── Dataset rows ──

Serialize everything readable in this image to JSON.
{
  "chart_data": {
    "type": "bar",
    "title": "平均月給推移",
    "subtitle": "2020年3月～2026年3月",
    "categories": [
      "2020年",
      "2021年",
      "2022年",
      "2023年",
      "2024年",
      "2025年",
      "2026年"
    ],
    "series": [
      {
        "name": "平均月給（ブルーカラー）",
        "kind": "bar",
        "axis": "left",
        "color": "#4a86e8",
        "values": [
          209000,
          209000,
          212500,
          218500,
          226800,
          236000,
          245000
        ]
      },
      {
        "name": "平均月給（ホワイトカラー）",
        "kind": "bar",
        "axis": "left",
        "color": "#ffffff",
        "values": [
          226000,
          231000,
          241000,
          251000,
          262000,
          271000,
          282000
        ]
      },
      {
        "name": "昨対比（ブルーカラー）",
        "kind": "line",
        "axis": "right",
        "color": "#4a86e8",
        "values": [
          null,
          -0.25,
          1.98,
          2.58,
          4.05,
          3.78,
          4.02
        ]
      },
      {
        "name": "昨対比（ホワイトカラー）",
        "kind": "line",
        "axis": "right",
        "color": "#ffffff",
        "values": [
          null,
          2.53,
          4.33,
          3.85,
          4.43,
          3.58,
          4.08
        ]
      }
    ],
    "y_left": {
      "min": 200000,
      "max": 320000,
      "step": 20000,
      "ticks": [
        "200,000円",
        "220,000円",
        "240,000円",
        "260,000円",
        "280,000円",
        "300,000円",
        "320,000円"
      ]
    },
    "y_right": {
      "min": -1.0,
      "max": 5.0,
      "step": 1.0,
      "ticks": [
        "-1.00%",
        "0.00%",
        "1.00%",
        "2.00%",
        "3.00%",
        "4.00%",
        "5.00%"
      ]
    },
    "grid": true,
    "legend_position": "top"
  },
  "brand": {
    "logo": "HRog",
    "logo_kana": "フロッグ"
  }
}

───

*Aim of the task*: Output the whole listing above again, word for word.

*Output for this task*:
Serialize everything readable in this image to JSON.
{
  "chart_data": {
    "type": "bar",
    "title": "平均月給推移",
    "subtitle": "2020年3月～2026年3月",
    "categories": [
      "2020年",
      "2021年",
      "2022年",
      "2023年",
      "2024年",
      "2025年",
      "2026年"
    ],
    "series": [
      {
        "name": "平均月給（ブルーカラー）",
        "kind": "bar",
        "axis": "left",
        "color": "#4a86e8",
        "values": [
          209000,
          209000,
          212500,
          218500,
          226800,
          236000,
          245000
        ]
      },
      {
        "name": "平均月給（ホワイトカラー）",
        "kind": "bar",
        "axis": "left",
        "color": "#ffffff",
        "values": [
          226000,
          231000,
          241000,
          251000,
          262000,
          271000,
          282000
        ]
      },
      {
        "name": "昨対比（ブルーカラー）",
        "kind": "line",
        "axis": "right",
        "color": "#4a86e8",
        "values": [
          null,
          -0.25,
          1.98,
          2.58,
          4.05,
          3.78,
          4.02
        ]
      },
      {
        "name": "昨対比（ホワイトカラー）",
        "kind": "line",
        "axis": "right",
        "color": "#ffffff",
        "values": [
          null,
          2.53,
          4.33,
          3.85,
          4.43,
          3.58,
          4.08
        ]
      }
    ],
    "y_left": {
      "min": 200000,
      "max": 320000,
      "step": 20000,
      "ticks": [
        "200,000円",
        "220,000円",
        "240,000円",
        "260,000円",
        "280,000円",
        "300,000円",
        "320,000円"
      ]
    },
    "y_right": {
      "min": -1.0,
      "max": 5.0,
      "step": 1.0,
      "ticks": [
        "-1.00%",
        "0.00%",
        "1.00%",
        "2.00%",
        "3.00%",
        "4.00%",
        "5.00%"
      ]
    },
    "grid": true,
    "legend_position": "top"
  },
  "brand": {
    "logo": "HRog",
    "logo_kana": "フロッグ"
  }
}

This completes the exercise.